- [Task brief]: Each line of the material below that holds the word "conditioning" needs to be copied.

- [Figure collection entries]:

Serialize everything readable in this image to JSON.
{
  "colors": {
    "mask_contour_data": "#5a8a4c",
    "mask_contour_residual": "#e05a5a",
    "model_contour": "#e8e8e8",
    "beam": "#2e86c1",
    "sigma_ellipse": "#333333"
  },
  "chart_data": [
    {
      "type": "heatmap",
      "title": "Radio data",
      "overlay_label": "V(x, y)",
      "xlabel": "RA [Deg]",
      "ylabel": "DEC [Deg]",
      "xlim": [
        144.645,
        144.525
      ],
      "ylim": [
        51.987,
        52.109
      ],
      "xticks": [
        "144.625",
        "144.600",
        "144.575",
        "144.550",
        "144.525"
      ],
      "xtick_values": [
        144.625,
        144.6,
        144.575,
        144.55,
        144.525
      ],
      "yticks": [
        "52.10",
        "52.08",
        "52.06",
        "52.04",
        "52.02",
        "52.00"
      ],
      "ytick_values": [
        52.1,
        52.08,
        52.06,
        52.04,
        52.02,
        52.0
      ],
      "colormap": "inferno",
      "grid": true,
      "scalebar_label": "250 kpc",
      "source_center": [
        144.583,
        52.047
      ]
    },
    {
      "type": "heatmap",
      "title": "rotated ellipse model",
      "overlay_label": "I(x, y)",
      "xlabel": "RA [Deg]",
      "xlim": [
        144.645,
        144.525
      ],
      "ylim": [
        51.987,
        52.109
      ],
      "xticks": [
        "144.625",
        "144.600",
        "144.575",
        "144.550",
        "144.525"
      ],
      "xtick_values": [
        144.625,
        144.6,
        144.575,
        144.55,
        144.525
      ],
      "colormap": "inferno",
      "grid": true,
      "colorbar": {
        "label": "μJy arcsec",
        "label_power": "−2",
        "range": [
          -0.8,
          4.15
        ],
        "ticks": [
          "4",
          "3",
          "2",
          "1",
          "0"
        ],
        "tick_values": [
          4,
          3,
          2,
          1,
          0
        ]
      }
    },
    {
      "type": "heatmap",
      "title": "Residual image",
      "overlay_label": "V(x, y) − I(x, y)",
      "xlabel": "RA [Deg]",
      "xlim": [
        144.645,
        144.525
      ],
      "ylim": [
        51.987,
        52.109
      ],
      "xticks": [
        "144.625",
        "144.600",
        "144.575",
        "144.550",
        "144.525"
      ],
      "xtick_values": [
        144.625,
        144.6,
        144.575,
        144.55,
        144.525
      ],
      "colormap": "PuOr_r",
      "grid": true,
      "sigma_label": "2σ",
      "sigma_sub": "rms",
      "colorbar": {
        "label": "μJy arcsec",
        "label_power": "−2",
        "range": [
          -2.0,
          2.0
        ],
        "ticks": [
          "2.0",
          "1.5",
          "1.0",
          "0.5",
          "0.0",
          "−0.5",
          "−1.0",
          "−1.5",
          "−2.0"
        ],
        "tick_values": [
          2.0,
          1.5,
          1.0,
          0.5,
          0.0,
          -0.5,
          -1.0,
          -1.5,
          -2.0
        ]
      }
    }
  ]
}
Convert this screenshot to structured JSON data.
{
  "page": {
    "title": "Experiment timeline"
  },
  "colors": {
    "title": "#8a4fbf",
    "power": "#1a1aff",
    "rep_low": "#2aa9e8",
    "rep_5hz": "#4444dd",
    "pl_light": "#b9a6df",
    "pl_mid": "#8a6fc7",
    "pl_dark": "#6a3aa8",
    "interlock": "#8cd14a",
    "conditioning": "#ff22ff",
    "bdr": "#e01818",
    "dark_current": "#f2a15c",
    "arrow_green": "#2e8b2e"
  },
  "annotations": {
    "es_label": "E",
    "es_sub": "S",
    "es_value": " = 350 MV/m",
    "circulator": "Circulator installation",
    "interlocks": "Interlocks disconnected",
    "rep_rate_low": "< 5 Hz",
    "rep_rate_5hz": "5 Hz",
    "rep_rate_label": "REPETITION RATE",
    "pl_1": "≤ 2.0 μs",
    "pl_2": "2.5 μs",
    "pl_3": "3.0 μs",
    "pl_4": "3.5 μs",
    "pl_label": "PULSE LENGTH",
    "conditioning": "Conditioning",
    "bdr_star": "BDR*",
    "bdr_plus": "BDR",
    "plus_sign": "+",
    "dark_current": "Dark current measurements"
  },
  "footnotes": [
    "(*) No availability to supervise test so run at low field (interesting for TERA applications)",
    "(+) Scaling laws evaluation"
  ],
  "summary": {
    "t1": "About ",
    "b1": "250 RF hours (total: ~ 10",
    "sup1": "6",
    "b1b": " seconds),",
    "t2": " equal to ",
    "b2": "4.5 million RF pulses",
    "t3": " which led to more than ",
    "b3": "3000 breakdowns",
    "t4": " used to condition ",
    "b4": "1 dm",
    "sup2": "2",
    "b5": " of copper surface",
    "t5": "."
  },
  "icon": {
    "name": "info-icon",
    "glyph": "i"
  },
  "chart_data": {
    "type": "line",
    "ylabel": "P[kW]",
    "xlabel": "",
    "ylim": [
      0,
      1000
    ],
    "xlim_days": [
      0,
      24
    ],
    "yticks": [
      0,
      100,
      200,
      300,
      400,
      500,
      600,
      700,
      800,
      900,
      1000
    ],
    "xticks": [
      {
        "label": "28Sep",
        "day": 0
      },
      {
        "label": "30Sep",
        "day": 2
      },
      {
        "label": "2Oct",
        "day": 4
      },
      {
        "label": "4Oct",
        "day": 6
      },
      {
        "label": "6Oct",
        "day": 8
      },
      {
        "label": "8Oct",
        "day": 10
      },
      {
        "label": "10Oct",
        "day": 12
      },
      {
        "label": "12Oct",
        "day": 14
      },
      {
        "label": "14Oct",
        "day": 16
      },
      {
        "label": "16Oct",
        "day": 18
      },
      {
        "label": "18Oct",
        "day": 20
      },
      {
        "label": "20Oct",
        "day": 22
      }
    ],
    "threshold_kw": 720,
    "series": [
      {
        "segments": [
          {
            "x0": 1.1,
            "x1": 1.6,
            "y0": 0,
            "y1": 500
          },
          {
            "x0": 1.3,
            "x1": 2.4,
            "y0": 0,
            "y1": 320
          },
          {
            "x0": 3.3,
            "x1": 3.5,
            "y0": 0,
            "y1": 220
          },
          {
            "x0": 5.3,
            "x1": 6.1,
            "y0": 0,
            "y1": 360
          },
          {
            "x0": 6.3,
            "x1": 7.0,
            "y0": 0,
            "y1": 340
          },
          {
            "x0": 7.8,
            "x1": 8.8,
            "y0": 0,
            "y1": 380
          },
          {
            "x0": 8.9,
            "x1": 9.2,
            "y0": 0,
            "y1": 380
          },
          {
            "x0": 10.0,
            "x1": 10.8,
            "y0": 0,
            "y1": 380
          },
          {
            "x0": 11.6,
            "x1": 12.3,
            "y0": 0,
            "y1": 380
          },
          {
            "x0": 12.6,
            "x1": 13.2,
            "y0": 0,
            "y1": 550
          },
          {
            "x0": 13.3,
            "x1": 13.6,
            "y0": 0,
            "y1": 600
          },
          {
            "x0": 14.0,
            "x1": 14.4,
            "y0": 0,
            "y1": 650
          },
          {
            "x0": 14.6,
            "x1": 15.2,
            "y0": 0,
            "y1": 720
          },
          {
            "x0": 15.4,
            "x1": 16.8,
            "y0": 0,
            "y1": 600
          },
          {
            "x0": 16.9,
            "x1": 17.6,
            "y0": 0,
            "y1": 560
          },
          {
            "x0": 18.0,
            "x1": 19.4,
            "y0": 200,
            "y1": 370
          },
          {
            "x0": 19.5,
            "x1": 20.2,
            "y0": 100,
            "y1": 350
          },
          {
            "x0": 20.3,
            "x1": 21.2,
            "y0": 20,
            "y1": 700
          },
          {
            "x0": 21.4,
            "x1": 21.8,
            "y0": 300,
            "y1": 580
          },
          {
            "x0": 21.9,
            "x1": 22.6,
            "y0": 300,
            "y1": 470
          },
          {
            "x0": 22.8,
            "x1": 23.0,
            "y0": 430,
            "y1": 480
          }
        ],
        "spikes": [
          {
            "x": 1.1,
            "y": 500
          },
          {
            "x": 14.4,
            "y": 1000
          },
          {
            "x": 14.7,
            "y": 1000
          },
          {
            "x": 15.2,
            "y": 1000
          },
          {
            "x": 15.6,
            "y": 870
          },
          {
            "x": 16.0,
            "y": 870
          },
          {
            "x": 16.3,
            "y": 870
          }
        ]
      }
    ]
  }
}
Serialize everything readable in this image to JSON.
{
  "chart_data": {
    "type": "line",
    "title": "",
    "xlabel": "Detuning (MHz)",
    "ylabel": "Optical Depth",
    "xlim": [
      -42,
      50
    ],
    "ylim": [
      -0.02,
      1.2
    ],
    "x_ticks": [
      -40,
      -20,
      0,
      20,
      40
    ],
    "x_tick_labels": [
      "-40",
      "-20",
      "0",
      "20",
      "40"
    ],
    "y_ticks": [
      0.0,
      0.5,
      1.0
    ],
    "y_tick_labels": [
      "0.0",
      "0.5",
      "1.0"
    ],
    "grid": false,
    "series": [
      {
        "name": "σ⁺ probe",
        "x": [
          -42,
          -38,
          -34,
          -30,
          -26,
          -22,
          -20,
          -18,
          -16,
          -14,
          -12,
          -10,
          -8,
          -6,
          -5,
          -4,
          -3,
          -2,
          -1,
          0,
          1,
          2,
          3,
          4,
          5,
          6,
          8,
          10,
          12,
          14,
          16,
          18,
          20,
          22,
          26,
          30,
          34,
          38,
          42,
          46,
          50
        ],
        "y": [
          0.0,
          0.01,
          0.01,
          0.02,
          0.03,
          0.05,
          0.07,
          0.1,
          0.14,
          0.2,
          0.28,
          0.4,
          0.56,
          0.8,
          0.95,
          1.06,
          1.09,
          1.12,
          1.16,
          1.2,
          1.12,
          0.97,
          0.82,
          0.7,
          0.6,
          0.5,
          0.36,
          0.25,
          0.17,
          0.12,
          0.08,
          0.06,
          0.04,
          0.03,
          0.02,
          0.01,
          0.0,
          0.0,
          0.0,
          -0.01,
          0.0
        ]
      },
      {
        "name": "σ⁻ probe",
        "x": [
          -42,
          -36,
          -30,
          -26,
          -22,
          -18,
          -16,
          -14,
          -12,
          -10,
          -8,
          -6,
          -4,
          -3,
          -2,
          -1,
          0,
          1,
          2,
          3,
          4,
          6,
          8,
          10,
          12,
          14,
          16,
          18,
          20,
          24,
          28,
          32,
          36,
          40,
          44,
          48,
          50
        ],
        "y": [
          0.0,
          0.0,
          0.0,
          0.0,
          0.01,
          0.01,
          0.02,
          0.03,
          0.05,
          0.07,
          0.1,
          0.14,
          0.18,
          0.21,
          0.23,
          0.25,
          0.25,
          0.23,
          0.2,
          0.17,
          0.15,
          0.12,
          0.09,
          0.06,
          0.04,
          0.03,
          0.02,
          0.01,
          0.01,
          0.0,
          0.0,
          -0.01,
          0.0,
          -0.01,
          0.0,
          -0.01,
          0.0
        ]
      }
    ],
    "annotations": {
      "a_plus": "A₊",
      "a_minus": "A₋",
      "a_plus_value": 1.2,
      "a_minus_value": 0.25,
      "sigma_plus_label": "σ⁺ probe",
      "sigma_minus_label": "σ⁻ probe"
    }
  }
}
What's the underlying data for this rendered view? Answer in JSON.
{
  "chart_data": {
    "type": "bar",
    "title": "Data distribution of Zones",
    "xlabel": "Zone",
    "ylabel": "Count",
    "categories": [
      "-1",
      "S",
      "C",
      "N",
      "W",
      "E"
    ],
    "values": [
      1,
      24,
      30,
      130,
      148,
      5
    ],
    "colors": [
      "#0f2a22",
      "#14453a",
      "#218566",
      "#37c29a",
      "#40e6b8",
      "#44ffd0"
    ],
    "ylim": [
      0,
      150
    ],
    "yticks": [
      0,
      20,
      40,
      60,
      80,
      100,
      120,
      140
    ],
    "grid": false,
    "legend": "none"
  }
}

- [Result of this task]:
    "conditioning": "#ff22ff",
    "conditioning": "Conditioning",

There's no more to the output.